Records from a collection:
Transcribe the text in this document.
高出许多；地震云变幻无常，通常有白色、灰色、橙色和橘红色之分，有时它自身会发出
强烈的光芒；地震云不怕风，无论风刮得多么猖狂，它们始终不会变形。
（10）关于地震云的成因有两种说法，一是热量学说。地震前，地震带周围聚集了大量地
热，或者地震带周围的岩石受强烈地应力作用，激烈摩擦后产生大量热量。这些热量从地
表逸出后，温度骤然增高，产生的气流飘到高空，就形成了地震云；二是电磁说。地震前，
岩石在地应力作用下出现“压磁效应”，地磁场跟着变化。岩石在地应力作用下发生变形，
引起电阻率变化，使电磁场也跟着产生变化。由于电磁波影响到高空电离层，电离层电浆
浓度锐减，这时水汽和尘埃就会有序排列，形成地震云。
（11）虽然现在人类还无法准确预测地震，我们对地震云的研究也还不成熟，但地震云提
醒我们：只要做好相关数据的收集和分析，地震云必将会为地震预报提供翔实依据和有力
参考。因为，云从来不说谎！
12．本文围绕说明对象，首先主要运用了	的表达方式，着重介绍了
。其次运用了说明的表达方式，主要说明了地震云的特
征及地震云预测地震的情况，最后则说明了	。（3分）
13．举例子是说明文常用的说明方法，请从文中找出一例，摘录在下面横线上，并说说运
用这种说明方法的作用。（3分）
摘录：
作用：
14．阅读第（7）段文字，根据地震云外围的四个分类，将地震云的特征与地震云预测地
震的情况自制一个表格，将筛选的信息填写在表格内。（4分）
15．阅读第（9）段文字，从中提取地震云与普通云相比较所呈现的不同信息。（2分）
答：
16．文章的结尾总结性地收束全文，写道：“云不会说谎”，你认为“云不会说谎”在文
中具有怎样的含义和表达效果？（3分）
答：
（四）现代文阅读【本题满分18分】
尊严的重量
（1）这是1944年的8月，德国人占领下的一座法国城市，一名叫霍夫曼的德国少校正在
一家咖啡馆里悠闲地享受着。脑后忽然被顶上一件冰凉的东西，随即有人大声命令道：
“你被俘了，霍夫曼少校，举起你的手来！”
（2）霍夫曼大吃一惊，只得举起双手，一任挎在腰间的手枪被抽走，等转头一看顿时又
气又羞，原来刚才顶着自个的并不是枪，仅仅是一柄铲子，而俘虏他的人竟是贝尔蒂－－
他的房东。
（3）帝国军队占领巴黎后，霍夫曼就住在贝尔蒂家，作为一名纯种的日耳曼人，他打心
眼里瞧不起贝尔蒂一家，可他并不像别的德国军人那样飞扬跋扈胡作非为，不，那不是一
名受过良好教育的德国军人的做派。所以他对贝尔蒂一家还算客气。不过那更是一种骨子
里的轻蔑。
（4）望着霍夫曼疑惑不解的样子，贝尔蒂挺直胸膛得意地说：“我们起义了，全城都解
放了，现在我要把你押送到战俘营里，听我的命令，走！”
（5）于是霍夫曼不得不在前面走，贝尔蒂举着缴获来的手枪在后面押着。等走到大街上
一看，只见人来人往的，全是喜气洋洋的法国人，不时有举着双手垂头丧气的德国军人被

→ **AIM**
Transcribe all the entries, keeping each one exactly as it is.

→ **PROBLEM SOLUTION**
Transcribe the text in this document.
高出许多；地震云变幻无常，通常有白色、灰色、橙色和橘红色之分，有时它自身会发出
强烈的光芒；地震云不怕风，无论风刮得多么猖狂，它们始终不会变形。
（10）关于地震云的成因有两种说法，一是热量学说。地震前，地震带周围聚集了大量地
热，或者地震带周围的岩石受强烈地应力作用，激烈摩擦后产生大量热量。这些热量从地
表逸出后，温度骤然增高，产生的气流飘到高空，就形成了地震云；二是电磁说。地震前，
岩石在地应力作用下出现“压磁效应”，地磁场跟着变化。岩石在地应力作用下发生变形，
引起电阻率变化，使电磁场也跟着产生变化。由于电磁波影响到高空电离层，电离层电浆
浓度锐减，这时水汽和尘埃就会有序排列，形成地震云。
（11）虽然现在人类还无法准确预测地震，我们对地震云的研究也还不成熟，但地震云提
醒我们：只要做好相关数据的收集和分析，地震云必将会为地震预报提供翔实依据和有力
参考。因为，云从来不说谎！
12．本文围绕说明对象，首先主要运用了	的表达方式，着重介绍了
。其次运用了说明的表达方式，主要说明了地震云的特
征及地震云预测地震的情况，最后则说明了	。（3分）
13．举例子是说明文常用的说明方法，请从文中找出一例，摘录在下面横线上，并说说运
用这种说明方法的作用。（3分）
摘录：
作用：
14．阅读第（7）段文字，根据地震云外围的四个分类，将地震云的特征与地震云预测地
震的情况自制一个表格，将筛选的信息填写在表格内。（4分）
15．阅读第（9）段文字，从中提取地震云与普通云相比较所呈现的不同信息。（2分）
答：
16．文章的结尾总结性地收束全文，写道：“云不会说谎”，你认为“云不会说谎”在文
中具有怎样的含义和表达效果？（3分）
答：
（四）现代文阅读【本题满分18分】
尊严的重量
（1）这是1944年的8月，德国人占领下的一座法国城市，一名叫霍夫曼的德国少校正在
一家咖啡馆里悠闲地享受着。脑后忽然被顶上一件冰凉的东西，随即有人大声命令道：
“你被俘了，霍夫曼少校，举起你的手来！”
（2）霍夫曼大吃一惊，只得举起双手，一任挎在腰间的手枪被抽走，等转头一看顿时又
气又羞，原来刚才顶着自个的并不是枪，仅仅是一柄铲子，而俘虏他的人竟是贝尔蒂－－
他的房东。
（3）帝国军队占领巴黎后，霍夫曼就住在贝尔蒂家，作为一名纯种的日耳曼人，他打心
眼里瞧不起贝尔蒂一家，可他并不像别的德国军人那样飞扬跋扈胡作非为，不，那不是一
名受过良好教育的德国军人的做派。所以他对贝尔蒂一家还算客气。不过那更是一种骨子
里的轻蔑。
（4）望着霍夫曼疑惑不解的样子，贝尔蒂挺直胸膛得意地说：“我们起义了，全城都解
放了，现在我要把你押送到战俘营里，听我的命令，走！”
（5）于是霍夫曼不得不在前面走，贝尔蒂举着缴获来的手枪在后面押着。等走到大街上
一看，只见人来人往的，全是喜气洋洋的法国人，不时有举着双手垂头丧气的德国军人被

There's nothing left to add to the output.